EXTRACTED DATA ->
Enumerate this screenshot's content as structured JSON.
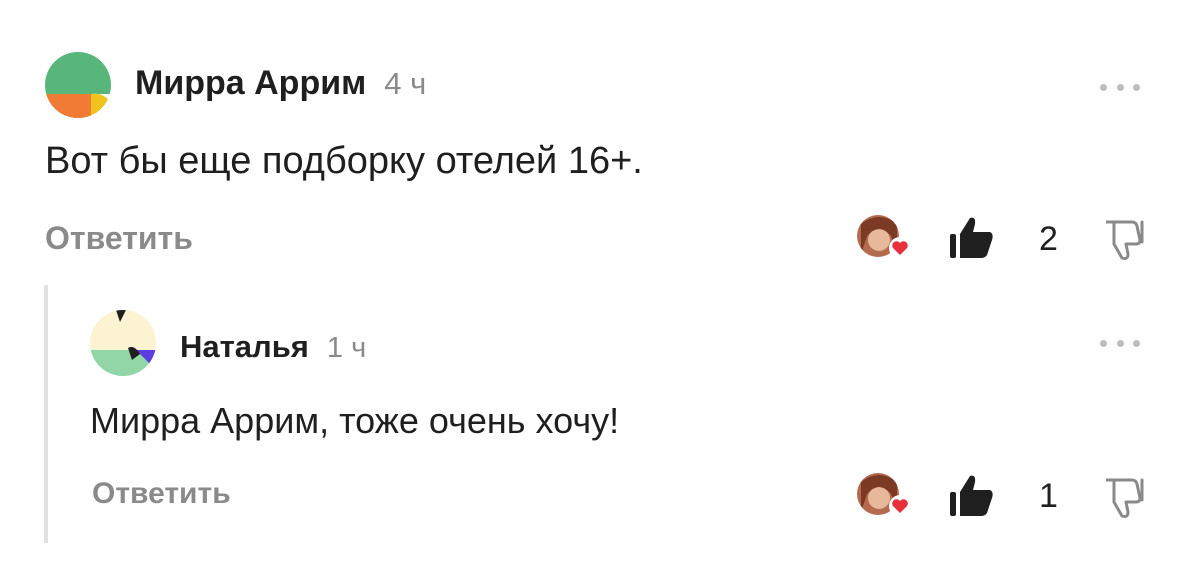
{
  "comments": [
    {
      "author": "Мирра Аррим",
      "time": "4 ч",
      "text": "Вот бы еще подборку отелей 16+.",
      "reply_label": "Ответить",
      "likes": "2"
    },
    {
      "author": "Наталья",
      "time": "1 ч",
      "text": "Мирра Аррим, тоже очень хочу!",
      "reply_label": "Ответить",
      "likes": "1"
    }
  ],
  "icons": {
    "more": "more-dots-icon",
    "like": "thumbs-up-icon",
    "dislike": "thumbs-down-icon",
    "reaction": "heart-reaction-icon"
  },
  "colors": {
    "text": "#1f1f1f",
    "muted": "#8a8a8a",
    "heart": "#e8303a",
    "thread_line": "#e2e2e2"
  }
}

REQUEST ->
Set down the records in full and exactly. Do not carry over any image.

OUTPUT ->
Enumerate this screenshot's content as structured JSON.
{
  "comments": [
    {
      "author": "Мирра Аррим",
      "time": "4 ч",
      "text": "Вот бы еще подборку отелей 16+.",
      "reply_label": "Ответить",
      "likes": "2"
    },
    {
      "author": "Наталья",
      "time": "1 ч",
      "text": "Мирра Аррим, тоже очень хочу!",
      "reply_label": "Ответить",
      "likes": "1"
    }
  ],
  "icons": {
    "more": "more-dots-icon",
    "like": "thumbs-up-icon",
    "dislike": "thumbs-down-icon",
    "reaction": "heart-reaction-icon"
  },
  "colors": {
    "text": "#1f1f1f",
    "muted": "#8a8a8a",
    "heart": "#e8303a",
    "thread_line": "#e2e2e2"
  }
}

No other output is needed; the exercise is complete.